===== PAGE EXTRACT =====

Friday, May 5, 2017

I'll take what's behind the curtain - satin drapery and satin ladies by Frédéric Soulacroix and Vittorio Reggianini


Soulacroix.

I can't make any argument for the worth of these paintings. They're sugary and empty-headed and vulgar. It's also a little shocking how both artists duplicated their own work and the work of the other artist with only the slightest of variations. They both painted very effeminate, historicist genre scenes, the sort that were very popular at the end of the nineteenth century. And the pieces I'm focusing on here - examples of a sort of sub-genre with both artists - are variations on an image of a doll-like young lady dressed in satin and toying with, or making an appearance through, full-length satin drapes. A single figure, or a trio, with sometimes an attendant dog, all reflected in highly polished floors. While, as I said, quite vulgar, the thing that nonetheless captures my eye and elicits my grudging admiration is how expertly - especially with the work of Soulacroix - all that damn satin is rendered. The fabric has very specific visual properties which can be quite tricky to capture. And so, with whatever reservations I might have about these two fellow's taste or "artistic integrity", I have to give them their due.

Soulacroix.

These paintings all have quite predictable titles - An Elegant Entrance, A Peek Behind the Curtain, An Illicit Letter, Eavesdropping, Elegant Lady in Pink, etc. - and all were painted at the end of the nineteenth, beginning of the twentieth centuries.

Reggianini.
Reggianini.
Soulacroix.
Reggianini.
Soulacroix.

===== ENTRIES SUPPLIED =====

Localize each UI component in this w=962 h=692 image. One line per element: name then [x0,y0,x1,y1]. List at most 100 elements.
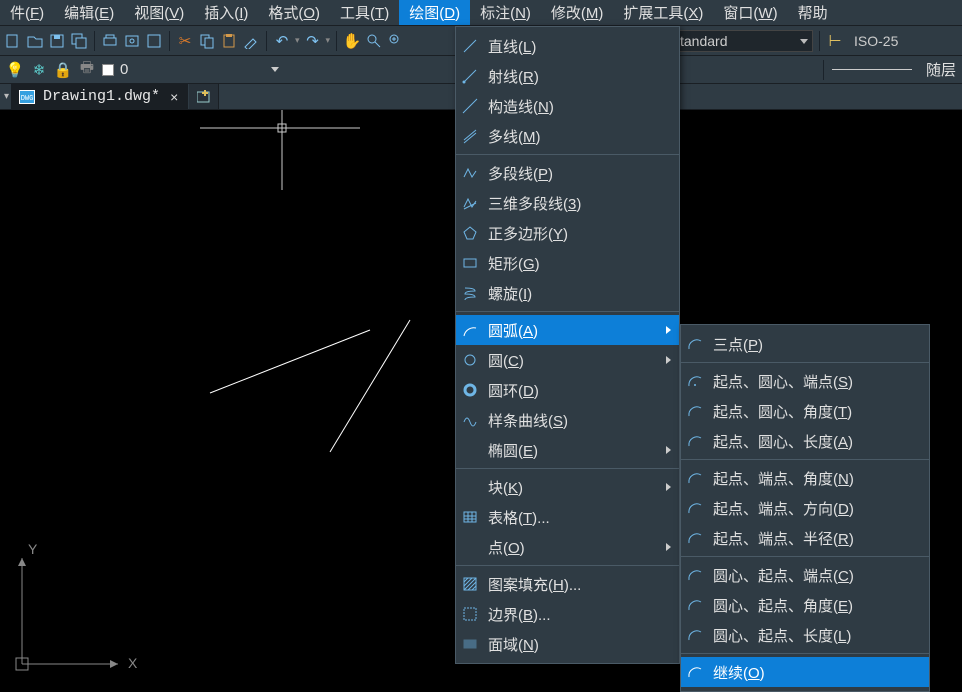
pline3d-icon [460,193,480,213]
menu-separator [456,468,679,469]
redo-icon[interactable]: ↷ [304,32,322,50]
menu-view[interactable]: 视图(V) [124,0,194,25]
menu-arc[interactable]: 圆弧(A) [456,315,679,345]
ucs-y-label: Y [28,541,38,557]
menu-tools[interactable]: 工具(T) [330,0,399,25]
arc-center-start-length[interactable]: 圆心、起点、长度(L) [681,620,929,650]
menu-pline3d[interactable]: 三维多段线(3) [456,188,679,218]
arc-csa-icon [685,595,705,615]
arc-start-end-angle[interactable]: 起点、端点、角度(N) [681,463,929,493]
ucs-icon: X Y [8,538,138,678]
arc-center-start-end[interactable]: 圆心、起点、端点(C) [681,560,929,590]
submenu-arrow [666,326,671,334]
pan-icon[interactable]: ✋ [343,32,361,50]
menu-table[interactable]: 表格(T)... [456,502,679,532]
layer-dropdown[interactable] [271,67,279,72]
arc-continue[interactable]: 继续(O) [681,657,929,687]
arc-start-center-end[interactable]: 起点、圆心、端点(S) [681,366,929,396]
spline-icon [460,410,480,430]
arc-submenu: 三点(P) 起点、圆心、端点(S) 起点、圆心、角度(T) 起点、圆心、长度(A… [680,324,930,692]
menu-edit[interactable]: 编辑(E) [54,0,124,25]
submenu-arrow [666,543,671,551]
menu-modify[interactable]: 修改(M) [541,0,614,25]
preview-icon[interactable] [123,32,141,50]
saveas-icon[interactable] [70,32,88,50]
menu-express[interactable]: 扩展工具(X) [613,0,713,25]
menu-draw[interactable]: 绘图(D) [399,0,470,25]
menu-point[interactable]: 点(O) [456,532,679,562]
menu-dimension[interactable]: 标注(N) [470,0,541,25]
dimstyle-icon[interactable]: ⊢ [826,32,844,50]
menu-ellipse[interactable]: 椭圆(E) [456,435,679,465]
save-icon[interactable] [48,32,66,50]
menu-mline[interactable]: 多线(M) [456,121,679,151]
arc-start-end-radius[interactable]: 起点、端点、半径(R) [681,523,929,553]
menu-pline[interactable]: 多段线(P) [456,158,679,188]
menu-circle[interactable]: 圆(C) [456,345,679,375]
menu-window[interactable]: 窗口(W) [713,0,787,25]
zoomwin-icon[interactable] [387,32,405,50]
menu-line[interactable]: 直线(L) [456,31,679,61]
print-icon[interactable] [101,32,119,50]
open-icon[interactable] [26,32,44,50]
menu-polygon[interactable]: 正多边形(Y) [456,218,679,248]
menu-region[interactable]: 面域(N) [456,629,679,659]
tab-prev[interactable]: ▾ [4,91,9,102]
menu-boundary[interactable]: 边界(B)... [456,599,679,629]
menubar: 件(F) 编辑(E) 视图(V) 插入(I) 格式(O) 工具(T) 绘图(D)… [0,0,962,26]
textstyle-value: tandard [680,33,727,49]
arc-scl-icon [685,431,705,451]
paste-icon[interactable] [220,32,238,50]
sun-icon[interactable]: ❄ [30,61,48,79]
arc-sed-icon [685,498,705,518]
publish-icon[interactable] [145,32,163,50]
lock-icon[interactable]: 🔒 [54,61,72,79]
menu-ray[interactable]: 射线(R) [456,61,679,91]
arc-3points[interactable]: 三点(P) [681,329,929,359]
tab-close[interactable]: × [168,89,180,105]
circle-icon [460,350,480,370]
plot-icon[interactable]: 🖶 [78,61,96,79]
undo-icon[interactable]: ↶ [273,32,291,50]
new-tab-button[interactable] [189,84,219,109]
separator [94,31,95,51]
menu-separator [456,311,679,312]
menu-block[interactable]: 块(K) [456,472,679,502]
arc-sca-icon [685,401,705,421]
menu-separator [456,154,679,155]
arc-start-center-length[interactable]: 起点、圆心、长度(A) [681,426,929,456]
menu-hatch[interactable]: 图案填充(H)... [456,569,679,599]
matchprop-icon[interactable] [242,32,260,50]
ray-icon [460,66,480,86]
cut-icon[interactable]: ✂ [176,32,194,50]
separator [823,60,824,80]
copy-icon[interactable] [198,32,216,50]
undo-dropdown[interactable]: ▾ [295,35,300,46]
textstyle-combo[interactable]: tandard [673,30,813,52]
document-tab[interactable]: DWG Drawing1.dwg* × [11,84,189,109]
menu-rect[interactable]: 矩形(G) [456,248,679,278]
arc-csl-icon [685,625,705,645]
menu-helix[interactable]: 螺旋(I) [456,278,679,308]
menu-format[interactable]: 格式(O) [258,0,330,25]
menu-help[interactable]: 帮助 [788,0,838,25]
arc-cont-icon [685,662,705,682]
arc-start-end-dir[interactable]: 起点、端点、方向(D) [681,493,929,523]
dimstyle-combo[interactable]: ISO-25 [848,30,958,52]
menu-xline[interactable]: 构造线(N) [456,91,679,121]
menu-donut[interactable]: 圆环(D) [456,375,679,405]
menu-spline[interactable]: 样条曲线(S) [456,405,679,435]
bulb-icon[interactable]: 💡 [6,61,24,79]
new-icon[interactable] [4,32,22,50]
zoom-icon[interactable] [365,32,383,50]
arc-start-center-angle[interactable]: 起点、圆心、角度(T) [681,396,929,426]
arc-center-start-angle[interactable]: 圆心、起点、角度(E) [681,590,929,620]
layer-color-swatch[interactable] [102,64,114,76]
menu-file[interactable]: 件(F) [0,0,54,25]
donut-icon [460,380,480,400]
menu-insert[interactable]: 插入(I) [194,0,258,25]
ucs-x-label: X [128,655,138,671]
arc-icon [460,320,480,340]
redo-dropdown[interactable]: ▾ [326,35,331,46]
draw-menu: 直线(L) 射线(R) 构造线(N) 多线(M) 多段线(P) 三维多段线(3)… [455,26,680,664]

=====

### TASKS TO PERFORM
1) In the records, copy out the lines between the one holding "pline3d-icon [460,193,480,213]" and the one holding "menu-pline[interactable]: 多段线(P) [456,158,679,188]", with both of those lines included.
2) Continue the post about the satin paintings of Soulacroix and Reggianini from where it stops.
The text and the records come from two unrelated sources.

### FINAL ANSWERS
1)
pline3d-icon [460,193,480,213]
menu-separator [456,468,679,469]
redo-icon[interactable]: ↷ [304,32,322,50]
menu-view[interactable]: 视图(V) [124,0,194,25]
menu-arc[interactable]: 圆弧(A) [456,315,679,345]
ucs-y-label: Y [28,541,38,557]
menu-tools[interactable]: 工具(T) [330,0,399,25]
arc-center-start-length[interactable]: 圆心、起点、长度(L) [681,620,929,650]
menu-pline3d[interactable]: 三维多段线(3) [456,188,679,218]
arc-csa-icon [685,595,705,615]
arc-start-end-angle[interactable]: 起点、端点、角度(N) [681,463,929,493]
ucs-icon: X Y [8,538,138,678]
arc-center-start-end[interactable]: 圆心、起点、端点(C) [681,560,929,590]
submenu-arrow [666,326,671,334]
pan-icon[interactable]: ✋ [343,32,361,50]
menu-table[interactable]: 表格(T)... [456,502,679,532]
layer-dropdown[interactable] [271,67,279,72]
arc-continue[interactable]: 继续(O) [681,657,929,687]
arc-start-center-end[interactable]: 起点、圆心、端点(S) [681,366,929,396]
spline-icon [460,410,480,430]
arc-submenu: 三点(P) 起点、圆心、端点(S) 起点、圆心、角度(T) 起点、圆心、长度(A… [680,324,930,692]
menu-edit[interactable]: 编辑(E) [54,0,124,25]
submenu-arrow [666,543,671,551]
menu-modify[interactable]: 修改(M) [541,0,614,25]
preview-icon[interactable] [123,32,141,50]
saveas-icon[interactable] [70,32,88,50]
menu-express[interactable]: 扩展工具(X) [613,0,713,25]
menu-draw[interactable]: 绘图(D) [399,0,470,25]
menu-point[interactable]: 点(O) [456,532,679,562]
menu-dimension[interactable]: 标注(N) [470,0,541,25]
dimstyle-icon[interactable]: ⊢ [826,32,844,50]
menu-ellipse[interactable]: 椭圆(E) [456,435,679,465]
save-icon[interactable] [48,32,66,50]
menu-mline[interactable]: 多线(M) [456,121,679,151]
arc-start-end-radius[interactable]: 起点、端点、半径(R) [681,523,929,553]
menu-pline[interactable]: 多段线(P) [456,158,679,188]

2)
Reggianini.
Reggianini.
Reggianini.
Reggianini.
Soulacroix.
Reggianini.
Soulacroix.
Reggianini.
Sketch by Soulacroix.


***

Frédéric Soulacroix (1 October 1858, Rome - 3 September 1933, Casena), French-Italian painter. The son of the French painter and sculptor Charles Soulacroix, at the age of fifteen he entered the Accademia di Belle Arti of Florence, three years later being admitted to the Scuola di Pittura. It was in the historical costume genre - images depicting fashionable figures, from the seventeenth century through to the Empire - that he would become successful. He married in 1890; he and his wife had four sons and a daughter. Highly successful and widely collected, he mixed with high society in Florence and Rome, was commissioned to paint Queen Margherita of Italy, and his daughter married a nephew of Pope Pius VII.

Vittorio Reggianini (1858, Modena - 1938, Florence), Italian painter. He studied at the Accademia Belle Arti Modena, and later became a professor there. Like many of his contemporaries, Reggianini eventually migrated south, to Florence, which was then well-known as a center of historical genre painting.

Reggianini.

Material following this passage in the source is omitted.